** What you are asked to do **
Repeat each line exactly, leaving nothing out.

** Supplied material **
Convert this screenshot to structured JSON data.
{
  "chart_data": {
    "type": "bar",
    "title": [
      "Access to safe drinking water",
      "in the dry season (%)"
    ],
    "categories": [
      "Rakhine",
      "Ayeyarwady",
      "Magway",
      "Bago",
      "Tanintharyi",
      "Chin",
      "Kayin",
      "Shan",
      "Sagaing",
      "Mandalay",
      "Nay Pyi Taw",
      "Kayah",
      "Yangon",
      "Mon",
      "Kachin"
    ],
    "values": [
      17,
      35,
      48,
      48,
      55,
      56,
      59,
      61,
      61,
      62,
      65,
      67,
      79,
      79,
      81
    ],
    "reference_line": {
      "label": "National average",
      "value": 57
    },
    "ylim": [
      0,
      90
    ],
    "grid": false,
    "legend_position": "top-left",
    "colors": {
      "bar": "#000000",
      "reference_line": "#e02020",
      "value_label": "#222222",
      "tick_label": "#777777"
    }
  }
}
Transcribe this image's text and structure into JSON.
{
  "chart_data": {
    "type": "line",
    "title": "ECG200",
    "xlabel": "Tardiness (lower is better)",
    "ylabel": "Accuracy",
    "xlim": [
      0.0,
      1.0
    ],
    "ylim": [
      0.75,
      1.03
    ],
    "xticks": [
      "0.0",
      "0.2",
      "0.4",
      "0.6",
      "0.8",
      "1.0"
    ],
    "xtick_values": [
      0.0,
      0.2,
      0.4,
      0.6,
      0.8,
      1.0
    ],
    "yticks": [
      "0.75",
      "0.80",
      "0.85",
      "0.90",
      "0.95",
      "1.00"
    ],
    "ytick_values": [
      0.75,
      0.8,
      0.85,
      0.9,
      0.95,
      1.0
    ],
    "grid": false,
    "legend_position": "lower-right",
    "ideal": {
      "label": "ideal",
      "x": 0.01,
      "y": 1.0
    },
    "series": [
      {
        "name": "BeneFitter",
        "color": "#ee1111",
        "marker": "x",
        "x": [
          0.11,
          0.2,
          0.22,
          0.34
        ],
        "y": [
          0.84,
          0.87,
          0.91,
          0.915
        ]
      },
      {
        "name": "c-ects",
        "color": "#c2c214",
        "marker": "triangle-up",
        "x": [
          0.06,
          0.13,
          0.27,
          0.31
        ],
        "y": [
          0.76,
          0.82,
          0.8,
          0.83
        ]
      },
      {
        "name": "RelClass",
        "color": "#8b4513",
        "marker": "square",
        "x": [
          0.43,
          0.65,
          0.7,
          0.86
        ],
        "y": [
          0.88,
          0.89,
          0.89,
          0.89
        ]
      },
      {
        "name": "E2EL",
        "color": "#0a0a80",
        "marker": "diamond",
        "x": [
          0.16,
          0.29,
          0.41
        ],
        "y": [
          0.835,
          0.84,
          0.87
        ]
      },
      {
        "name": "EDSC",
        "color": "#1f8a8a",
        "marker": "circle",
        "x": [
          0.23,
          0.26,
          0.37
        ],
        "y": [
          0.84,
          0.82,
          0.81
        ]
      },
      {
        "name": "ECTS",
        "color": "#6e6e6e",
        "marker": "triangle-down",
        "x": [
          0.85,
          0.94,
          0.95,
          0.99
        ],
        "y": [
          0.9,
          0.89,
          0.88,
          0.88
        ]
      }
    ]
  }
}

** Correct answer **
Convert this screenshot to structured JSON data.
{
  "chart_data": {
    "type": "bar",
    "title": [
      "Access to safe drinking water",
      "in the dry season (%)"
    ],
    "categories": [
      "Rakhine",
      "Ayeyarwady",
      "Magway",
      "Bago",
      "Tanintharyi",
      "Chin",
      "Kayin",
      "Shan",
      "Sagaing",
      "Mandalay",
      "Nay Pyi Taw",
      "Kayah",
      "Yangon",
      "Mon",
      "Kachin"
    ],
    "values": [
      17,
      35,
      48,
      48,
      55,
      56,
      59,
      61,
      61,
      62,
      65,
      67,
      79,
      79,
      81
    ],
    "reference_line": {
      "label": "National average",
      "value": 57
    },
    "ylim": [
      0,
      90
    ],
    "grid": false,
    "legend_position": "top-left",
    "colors": {
      "bar": "#000000",
      "reference_line": "#e02020",
      "value_label": "#222222",
      "tick_label": "#777777"
    }
  }
}
Transcribe this image's text and structure into JSON.
{
  "chart_data": {
    "type": "line",
    "title": "ECG200",
    "xlabel": "Tardiness (lower is better)",
    "ylabel": "Accuracy",
    "xlim": [
      0.0,
      1.0
    ],
    "ylim": [
      0.75,
      1.03
    ],
    "xticks": [
      "0.0",
      "0.2",
      "0.4",
      "0.6",
      "0.8",
      "1.0"
    ],
    "xtick_values": [
      0.0,
      0.2,
      0.4,
      0.6,
      0.8,
      1.0
    ],
    "yticks": [
      "0.75",
      "0.80",
      "0.85",
      "0.90",
      "0.95",
      "1.00"
    ],
    "ytick_values": [
      0.75,
      0.8,
      0.85,
      0.9,
      0.95,
      1.0
    ],
    "grid": false,
    "legend_position": "lower-right",
    "ideal": {
      "label": "ideal",
      "x": 0.01,
      "y": 1.0
    },
    "series": [
      {
        "name": "BeneFitter",
        "color": "#ee1111",
        "marker": "x",
        "x": [
          0.11,
          0.2,
          0.22,
          0.34
        ],
        "y": [
          0.84,
          0.87,
          0.91,
          0.915
        ]
      },
      {
        "name": "c-ects",
        "color": "#c2c214",
        "marker": "triangle-up",
        "x": [
          0.06,
          0.13,
          0.27,
          0.31
        ],
        "y": [
          0.76,
          0.82,
          0.8,
          0.83
        ]
      },
      {
        "name": "RelClass",
        "color": "#8b4513",
        "marker": "square",
        "x": [
          0.43,
          0.65,
          0.7,
          0.86
        ],
        "y": [
          0.88,
          0.89,
          0.89,
          0.89
        ]
      },
      {
        "name": "E2EL",
        "color": "#0a0a80",
        "marker": "diamond",
        "x": [
          0.16,
          0.29,
          0.41
        ],
        "y": [
          0.835,
          0.84,
          0.87
        ]
      },
      {
        "name": "EDSC",
        "color": "#1f8a8a",
        "marker": "circle",
        "x": [
          0.23,
          0.26,
          0.37
        ],
        "y": [
          0.84,
          0.82,
          0.81
        ]
      },
      {
        "name": "ECTS",
        "color": "#6e6e6e",
        "marker": "triangle-down",
        "x": [
          0.85,
          0.94,
          0.95,
          0.99
        ],
        "y": [
          0.9,
          0.89,
          0.88,
          0.88
        ]
      }
    ]
  }
}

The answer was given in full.